──────── Data for processing ────────

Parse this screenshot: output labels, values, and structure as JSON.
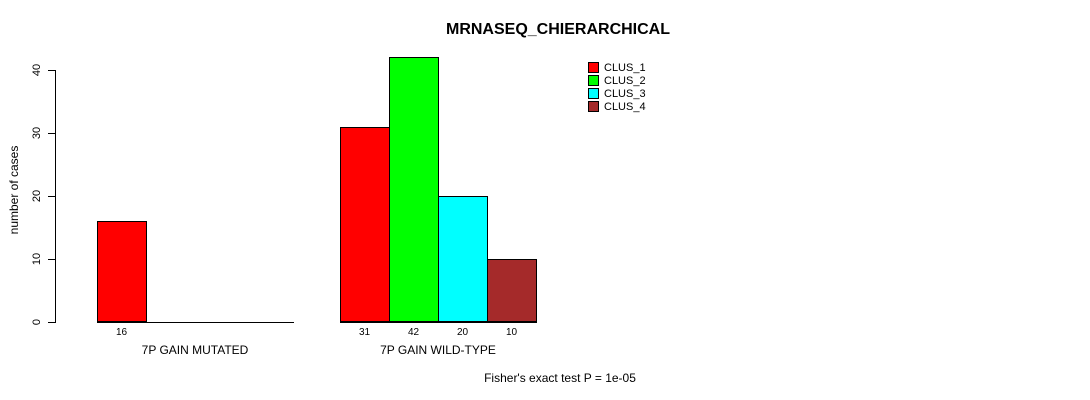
{
  "chart_data": {
    "type": "bar",
    "title": "MRNASEQ_CHIERARCHICAL",
    "ylabel": "number of cases",
    "xlabel": "",
    "ylim": [
      0,
      40
    ],
    "yticks": [
      0,
      10,
      20,
      30,
      40
    ],
    "categories": [
      "7P GAIN MUTATED",
      "7P GAIN WILD-TYPE"
    ],
    "series": [
      {
        "name": "CLUS_1",
        "color": "#ff0000",
        "values": [
          16,
          31
        ]
      },
      {
        "name": "CLUS_2",
        "color": "#00ff00",
        "values": [
          0,
          42
        ]
      },
      {
        "name": "CLUS_3",
        "color": "#00ffff",
        "values": [
          0,
          20
        ]
      },
      {
        "name": "CLUS_4",
        "color": "#a52a2a",
        "values": [
          0,
          10
        ]
      }
    ],
    "bar_value_labels": [
      [
        "16",
        "",
        "",
        ""
      ],
      [
        "31",
        "42",
        "20",
        "10"
      ]
    ],
    "annotation": "Fisher's exact test P = 1e-05",
    "legend_position": "top-right",
    "legend_items": [
      "CLUS_1",
      "CLUS_2",
      "CLUS_3",
      "CLUS_4"
    ],
    "grid": false,
    "background_color": "#ffffff",
    "axis_color": "#000000"
  }
}
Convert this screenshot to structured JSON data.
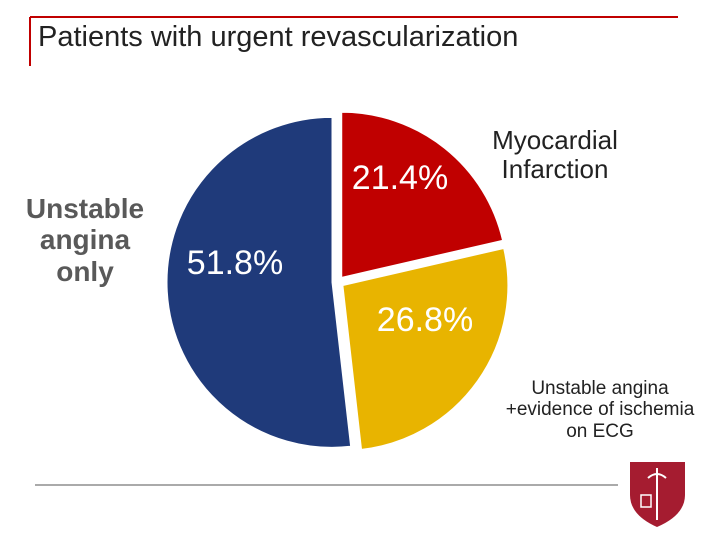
{
  "chart_data": {
    "type": "pie",
    "title": "Patients with urgent revascularization",
    "categories": [
      "Myocardial Infarction",
      "Unstable angina +evidence of ischemia on ECG",
      "Unstable angina only"
    ],
    "values": [
      21.4,
      26.8,
      51.8
    ],
    "value_labels": [
      "21.4%",
      "26.8%",
      "51.8%"
    ],
    "colors": [
      "#c00000",
      "#e8b400",
      "#1f3a7a"
    ]
  }
}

────────

*Goal of the exercise*
The task requires restating verbatim the lines from the one that holds "Convert this screenshot" through the end of the listing, both ends counted, and no pictures.

*Answer to this task*
Convert this screenshot to structured JSON data.
{
  "chart_data": {
    "type": "pie",
    "title": "Patients with urgent revascularization",
    "categories": [
      "Myocardial Infarction",
      "Unstable angina +evidence of ischemia on ECG",
      "Unstable angina only"
    ],
    "values": [
      21.4,
      26.8,
      51.8
    ],
    "value_labels": [
      "21.4%",
      "26.8%",
      "51.8%"
    ],
    "colors": [
      "#c00000",
      "#e8b400",
      "#1f3a7a"
    ]
  }
}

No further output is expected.